▸ EXERCISE DIRECTIONS: Collect all lines containing the word "selection" from the data.

▸ Part of a data file:
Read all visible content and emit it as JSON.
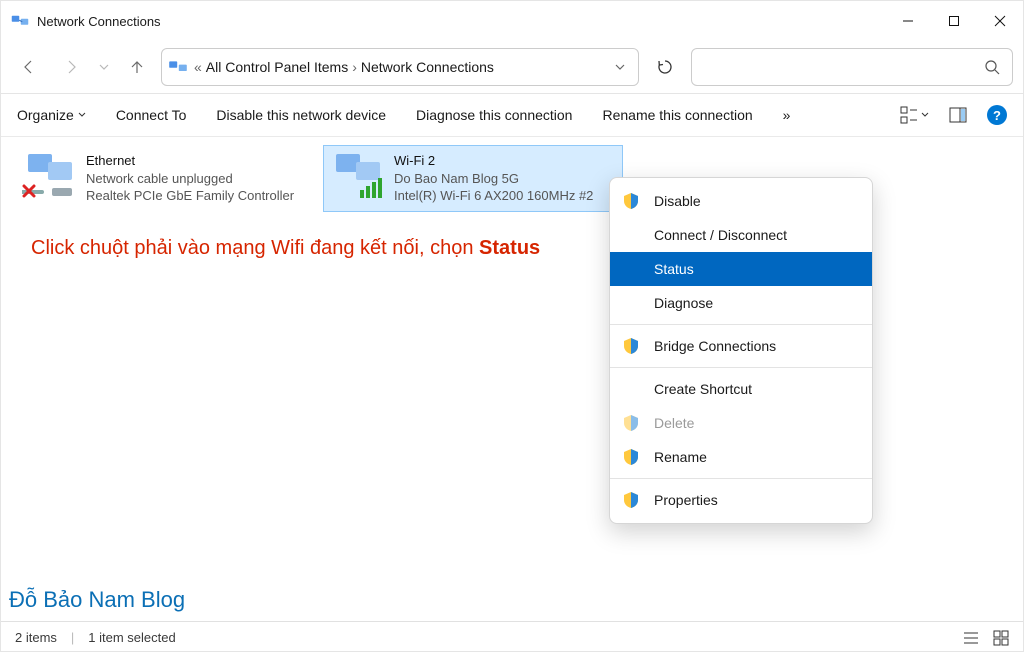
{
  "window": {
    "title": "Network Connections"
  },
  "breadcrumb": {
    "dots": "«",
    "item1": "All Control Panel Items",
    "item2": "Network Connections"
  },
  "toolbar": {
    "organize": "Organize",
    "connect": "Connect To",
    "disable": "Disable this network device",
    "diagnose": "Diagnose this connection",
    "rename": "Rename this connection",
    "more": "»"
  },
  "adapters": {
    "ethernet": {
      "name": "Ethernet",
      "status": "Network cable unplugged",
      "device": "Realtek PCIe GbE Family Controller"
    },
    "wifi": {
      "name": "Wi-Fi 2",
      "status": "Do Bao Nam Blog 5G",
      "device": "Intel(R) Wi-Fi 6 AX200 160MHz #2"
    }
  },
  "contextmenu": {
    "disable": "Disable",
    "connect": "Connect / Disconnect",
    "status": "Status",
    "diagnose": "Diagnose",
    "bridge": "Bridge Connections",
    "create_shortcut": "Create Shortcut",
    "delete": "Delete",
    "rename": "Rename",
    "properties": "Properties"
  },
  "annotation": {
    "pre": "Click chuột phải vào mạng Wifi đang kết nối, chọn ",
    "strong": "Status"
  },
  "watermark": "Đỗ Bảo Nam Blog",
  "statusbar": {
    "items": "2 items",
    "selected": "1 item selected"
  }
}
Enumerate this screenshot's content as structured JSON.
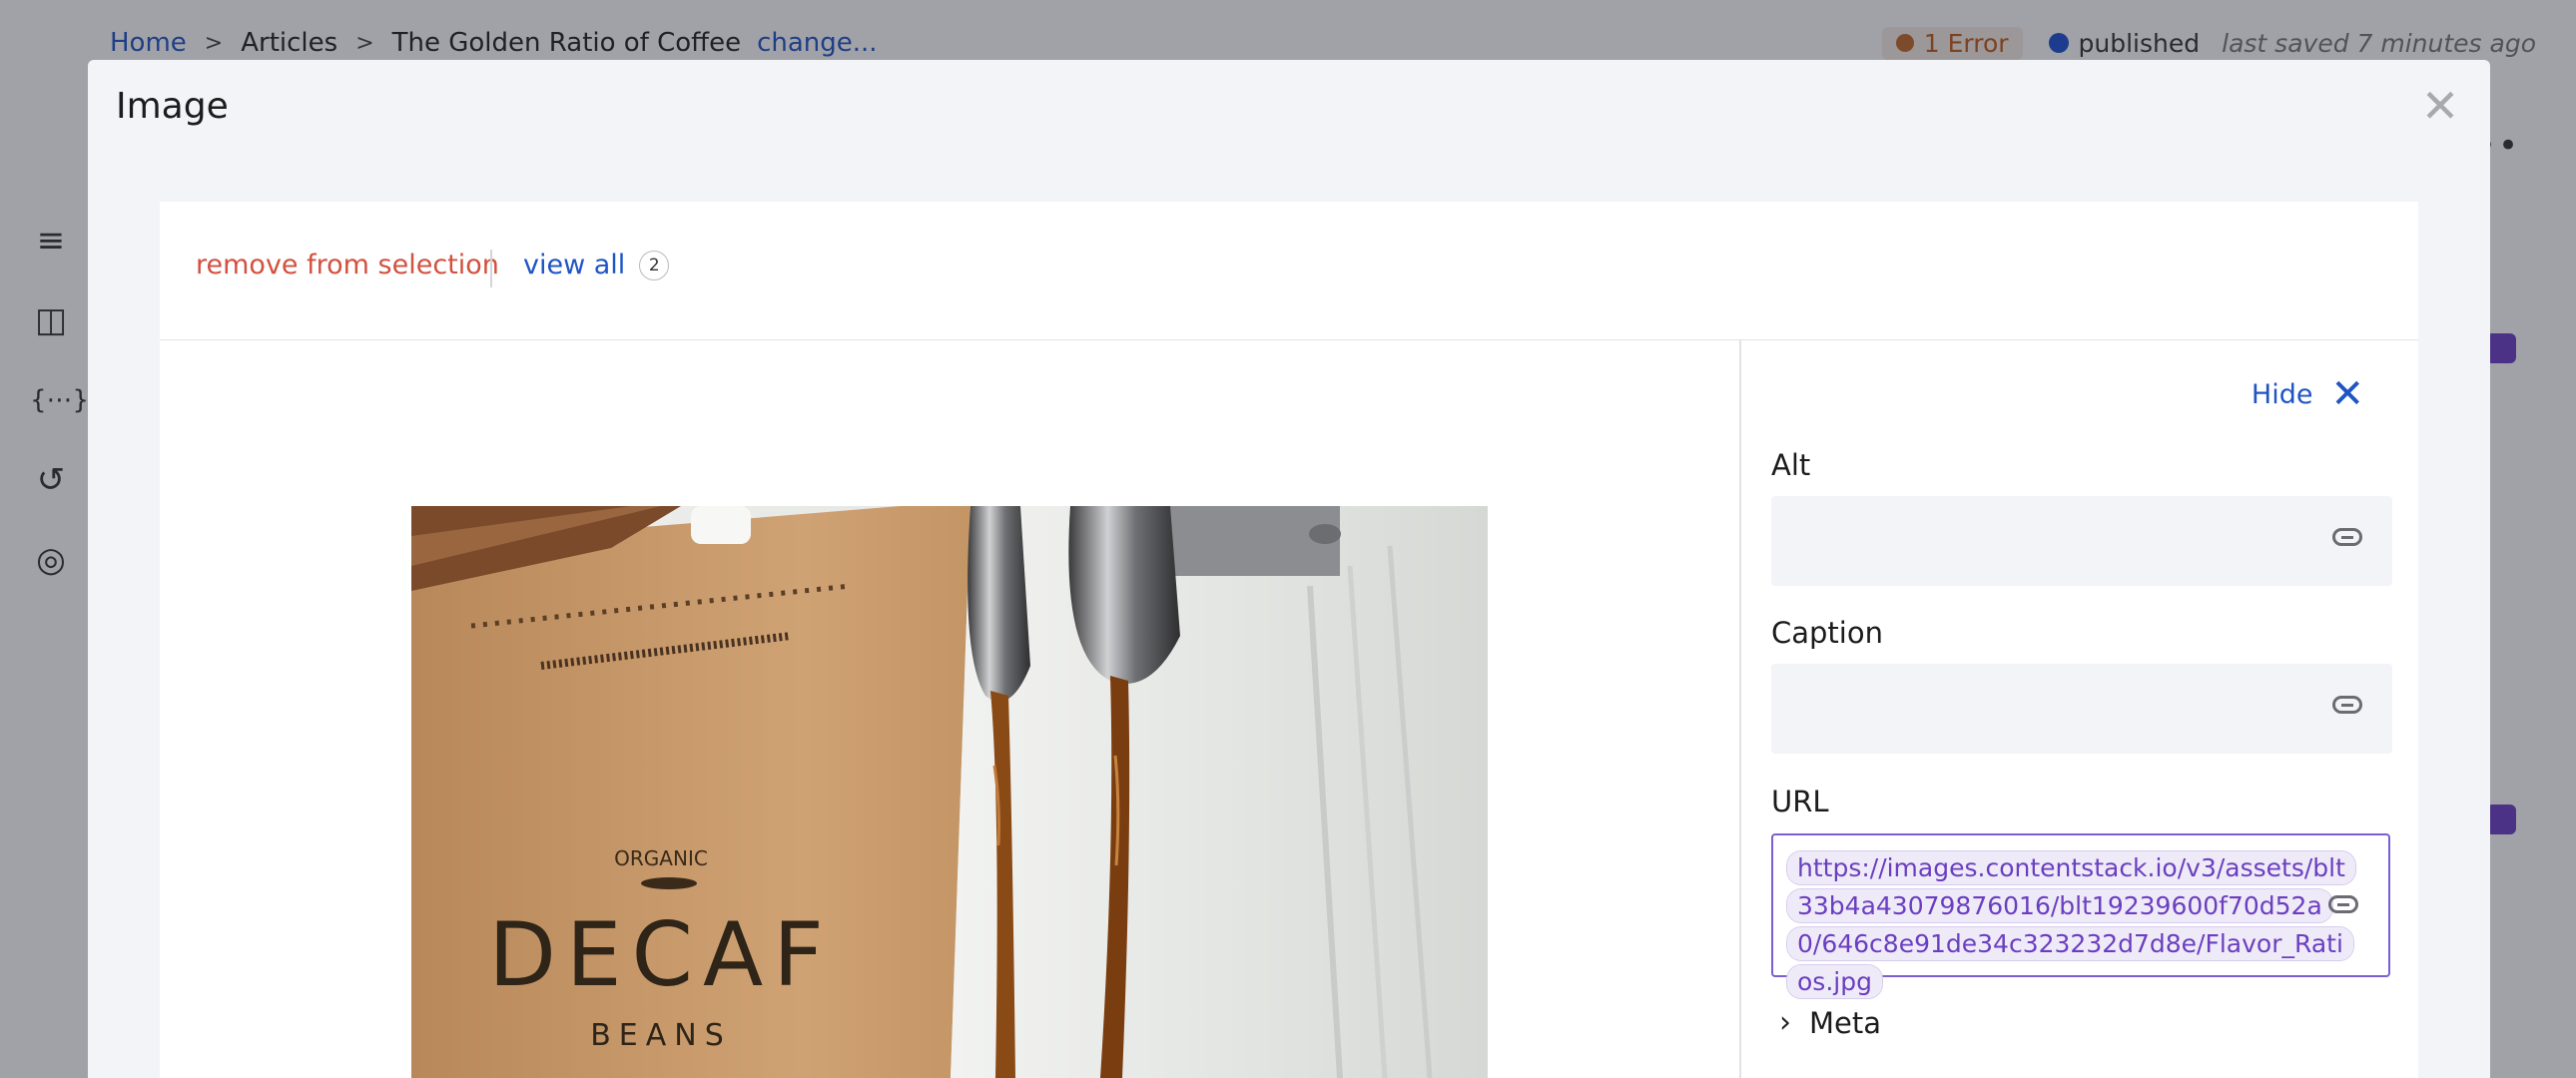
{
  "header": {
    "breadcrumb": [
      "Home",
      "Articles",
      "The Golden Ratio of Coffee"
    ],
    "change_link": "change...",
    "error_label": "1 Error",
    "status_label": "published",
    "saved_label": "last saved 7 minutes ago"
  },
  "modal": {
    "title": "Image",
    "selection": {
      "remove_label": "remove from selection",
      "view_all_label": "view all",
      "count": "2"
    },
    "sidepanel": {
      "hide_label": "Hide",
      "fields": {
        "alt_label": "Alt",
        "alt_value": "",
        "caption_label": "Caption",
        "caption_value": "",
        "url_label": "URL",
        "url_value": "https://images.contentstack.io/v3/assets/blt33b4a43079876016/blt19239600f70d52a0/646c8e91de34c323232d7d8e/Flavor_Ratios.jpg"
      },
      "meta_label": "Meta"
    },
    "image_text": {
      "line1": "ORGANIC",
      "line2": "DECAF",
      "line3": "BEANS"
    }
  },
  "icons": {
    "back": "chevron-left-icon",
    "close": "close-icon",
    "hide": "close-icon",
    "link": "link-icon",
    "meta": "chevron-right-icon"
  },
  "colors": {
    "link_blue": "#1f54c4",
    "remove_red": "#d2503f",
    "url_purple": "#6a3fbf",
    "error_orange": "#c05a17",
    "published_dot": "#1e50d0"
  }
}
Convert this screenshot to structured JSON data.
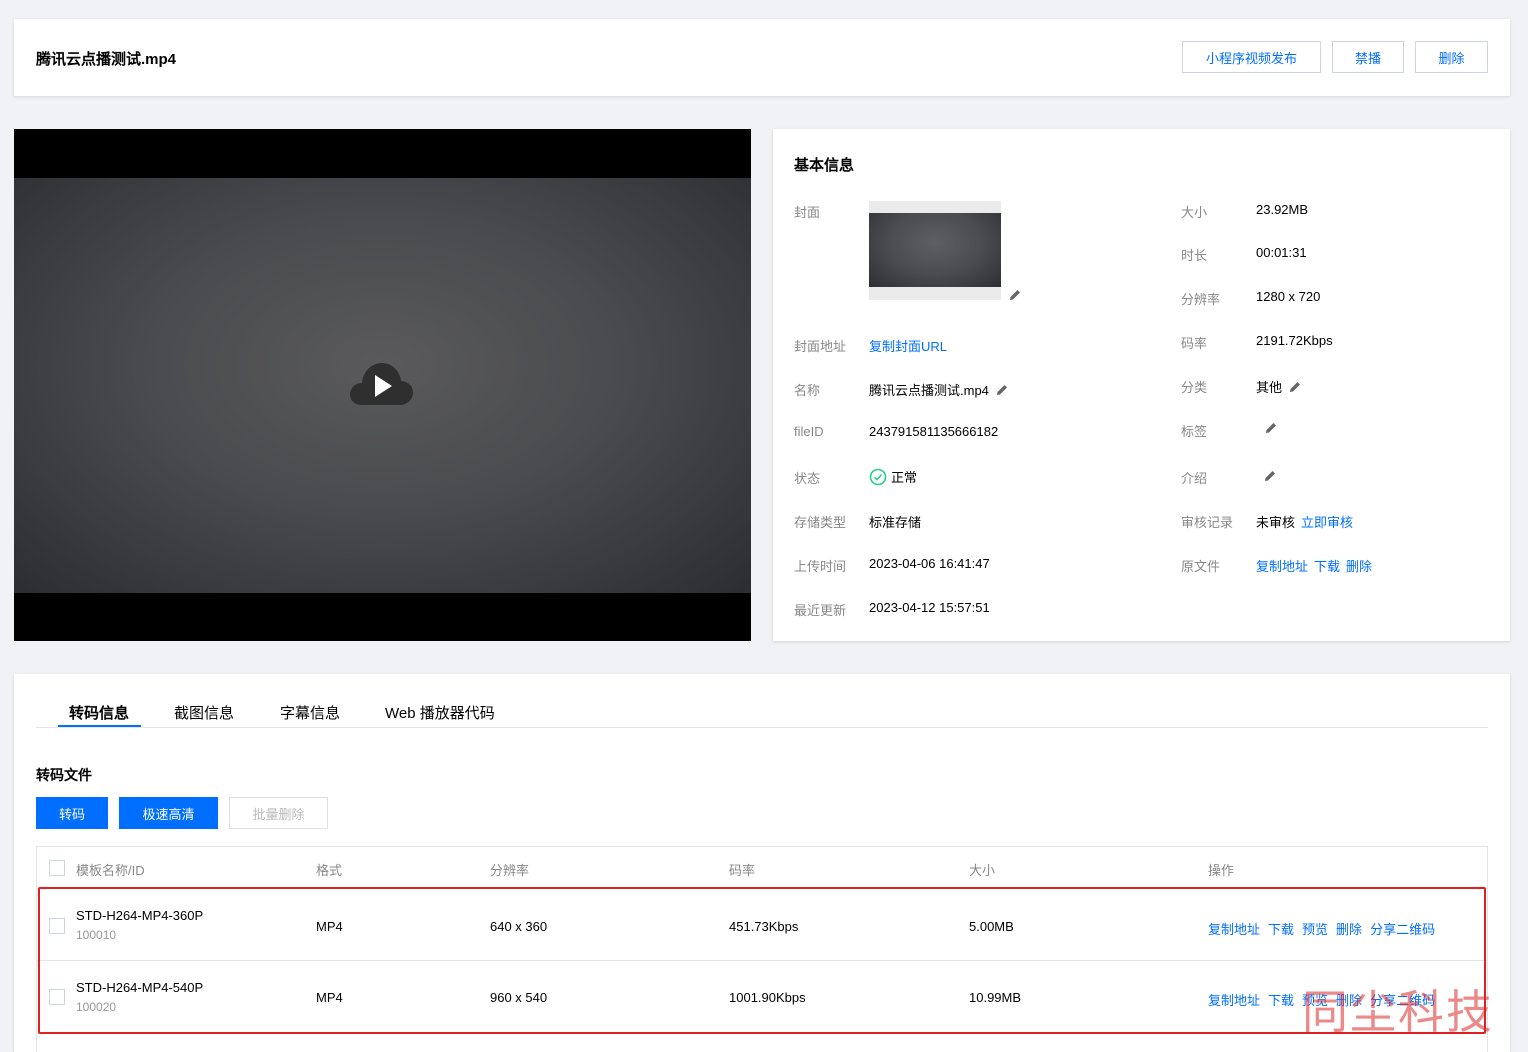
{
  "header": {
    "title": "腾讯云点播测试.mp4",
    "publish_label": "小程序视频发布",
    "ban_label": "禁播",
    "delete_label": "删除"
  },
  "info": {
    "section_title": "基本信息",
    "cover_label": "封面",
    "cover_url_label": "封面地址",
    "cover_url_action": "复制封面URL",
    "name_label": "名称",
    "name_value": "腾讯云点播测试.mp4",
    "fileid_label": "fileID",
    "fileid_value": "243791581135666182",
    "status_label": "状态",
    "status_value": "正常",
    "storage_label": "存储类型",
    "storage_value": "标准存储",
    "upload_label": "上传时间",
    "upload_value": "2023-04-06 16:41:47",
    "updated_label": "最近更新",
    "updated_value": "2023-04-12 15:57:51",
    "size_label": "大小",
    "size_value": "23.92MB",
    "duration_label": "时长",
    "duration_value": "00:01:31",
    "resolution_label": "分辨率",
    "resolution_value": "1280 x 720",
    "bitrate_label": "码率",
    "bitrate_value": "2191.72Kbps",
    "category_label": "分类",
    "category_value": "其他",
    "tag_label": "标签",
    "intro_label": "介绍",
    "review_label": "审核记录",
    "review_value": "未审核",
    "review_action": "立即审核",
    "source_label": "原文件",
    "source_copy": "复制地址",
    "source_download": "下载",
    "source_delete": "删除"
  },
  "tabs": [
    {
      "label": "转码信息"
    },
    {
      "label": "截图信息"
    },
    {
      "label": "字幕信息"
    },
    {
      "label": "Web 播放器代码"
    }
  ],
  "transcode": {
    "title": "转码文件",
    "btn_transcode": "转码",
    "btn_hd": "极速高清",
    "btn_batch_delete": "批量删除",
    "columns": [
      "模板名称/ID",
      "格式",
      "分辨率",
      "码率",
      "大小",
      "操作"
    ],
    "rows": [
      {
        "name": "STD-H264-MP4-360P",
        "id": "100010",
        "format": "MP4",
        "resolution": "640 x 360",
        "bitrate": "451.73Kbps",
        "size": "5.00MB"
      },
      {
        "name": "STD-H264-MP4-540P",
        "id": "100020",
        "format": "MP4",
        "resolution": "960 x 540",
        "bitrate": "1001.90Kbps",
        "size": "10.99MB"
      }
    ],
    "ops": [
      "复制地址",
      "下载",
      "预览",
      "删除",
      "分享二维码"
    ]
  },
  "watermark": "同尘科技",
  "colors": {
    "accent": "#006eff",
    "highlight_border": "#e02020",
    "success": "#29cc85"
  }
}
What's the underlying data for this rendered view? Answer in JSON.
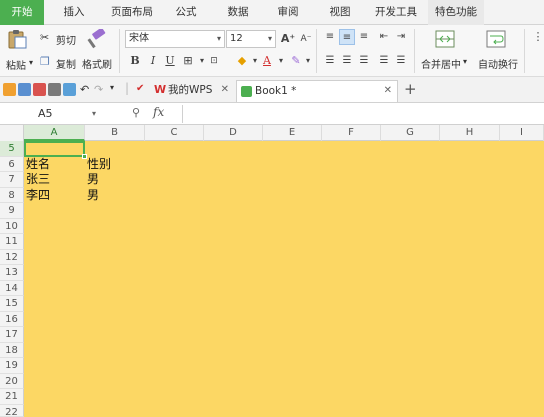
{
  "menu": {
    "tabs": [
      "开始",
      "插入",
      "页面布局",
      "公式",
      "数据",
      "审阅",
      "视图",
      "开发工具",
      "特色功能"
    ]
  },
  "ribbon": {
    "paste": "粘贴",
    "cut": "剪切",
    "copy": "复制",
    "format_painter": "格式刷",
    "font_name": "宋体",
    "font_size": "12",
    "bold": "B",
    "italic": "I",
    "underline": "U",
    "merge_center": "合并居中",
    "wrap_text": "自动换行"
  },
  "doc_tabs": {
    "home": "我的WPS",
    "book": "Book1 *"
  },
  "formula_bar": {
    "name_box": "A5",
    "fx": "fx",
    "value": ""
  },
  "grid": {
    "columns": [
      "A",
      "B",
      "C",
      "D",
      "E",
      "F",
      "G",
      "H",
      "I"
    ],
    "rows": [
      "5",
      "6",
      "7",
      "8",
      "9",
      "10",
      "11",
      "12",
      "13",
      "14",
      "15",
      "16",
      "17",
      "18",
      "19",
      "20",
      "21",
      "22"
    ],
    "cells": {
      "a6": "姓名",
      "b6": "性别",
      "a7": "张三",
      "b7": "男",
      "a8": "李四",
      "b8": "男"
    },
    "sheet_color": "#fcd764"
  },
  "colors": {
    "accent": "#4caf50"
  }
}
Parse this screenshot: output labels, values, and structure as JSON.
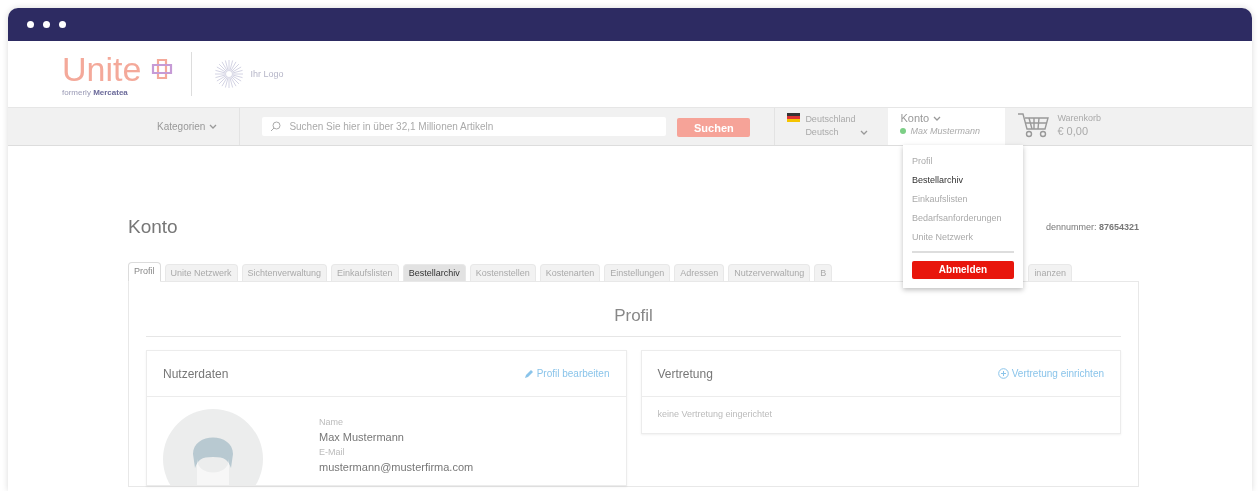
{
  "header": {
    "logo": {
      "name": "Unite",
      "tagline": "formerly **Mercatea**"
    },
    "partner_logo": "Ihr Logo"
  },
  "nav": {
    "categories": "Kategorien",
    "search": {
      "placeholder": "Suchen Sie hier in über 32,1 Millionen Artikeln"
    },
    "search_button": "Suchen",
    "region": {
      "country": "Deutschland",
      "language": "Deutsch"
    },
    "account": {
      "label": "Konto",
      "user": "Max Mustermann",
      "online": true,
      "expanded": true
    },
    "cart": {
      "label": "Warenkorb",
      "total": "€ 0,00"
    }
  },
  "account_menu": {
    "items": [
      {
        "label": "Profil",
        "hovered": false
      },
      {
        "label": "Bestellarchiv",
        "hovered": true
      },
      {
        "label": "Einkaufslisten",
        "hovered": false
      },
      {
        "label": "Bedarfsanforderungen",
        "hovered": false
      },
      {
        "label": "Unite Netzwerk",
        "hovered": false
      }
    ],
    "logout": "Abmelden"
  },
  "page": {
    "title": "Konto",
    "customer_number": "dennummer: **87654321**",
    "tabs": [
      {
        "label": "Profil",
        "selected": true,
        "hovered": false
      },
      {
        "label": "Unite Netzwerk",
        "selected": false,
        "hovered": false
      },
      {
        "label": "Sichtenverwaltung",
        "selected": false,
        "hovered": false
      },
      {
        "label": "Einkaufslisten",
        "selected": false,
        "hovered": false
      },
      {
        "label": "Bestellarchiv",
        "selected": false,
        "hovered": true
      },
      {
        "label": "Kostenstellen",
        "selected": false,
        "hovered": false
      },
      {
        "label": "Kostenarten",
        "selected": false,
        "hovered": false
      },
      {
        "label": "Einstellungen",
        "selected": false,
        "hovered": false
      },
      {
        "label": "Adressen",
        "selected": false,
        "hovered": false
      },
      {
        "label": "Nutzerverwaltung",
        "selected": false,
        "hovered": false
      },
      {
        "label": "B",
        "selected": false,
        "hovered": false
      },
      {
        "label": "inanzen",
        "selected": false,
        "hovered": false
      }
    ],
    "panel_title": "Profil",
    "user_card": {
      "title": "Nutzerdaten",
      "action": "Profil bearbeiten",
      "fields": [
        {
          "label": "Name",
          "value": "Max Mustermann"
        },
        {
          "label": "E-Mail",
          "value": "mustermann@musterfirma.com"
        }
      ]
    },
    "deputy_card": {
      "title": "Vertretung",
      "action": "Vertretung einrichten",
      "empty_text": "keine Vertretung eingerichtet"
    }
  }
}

▸ FINAL ANSWER:
    "selection": {
      "remove_label": "remove from selection",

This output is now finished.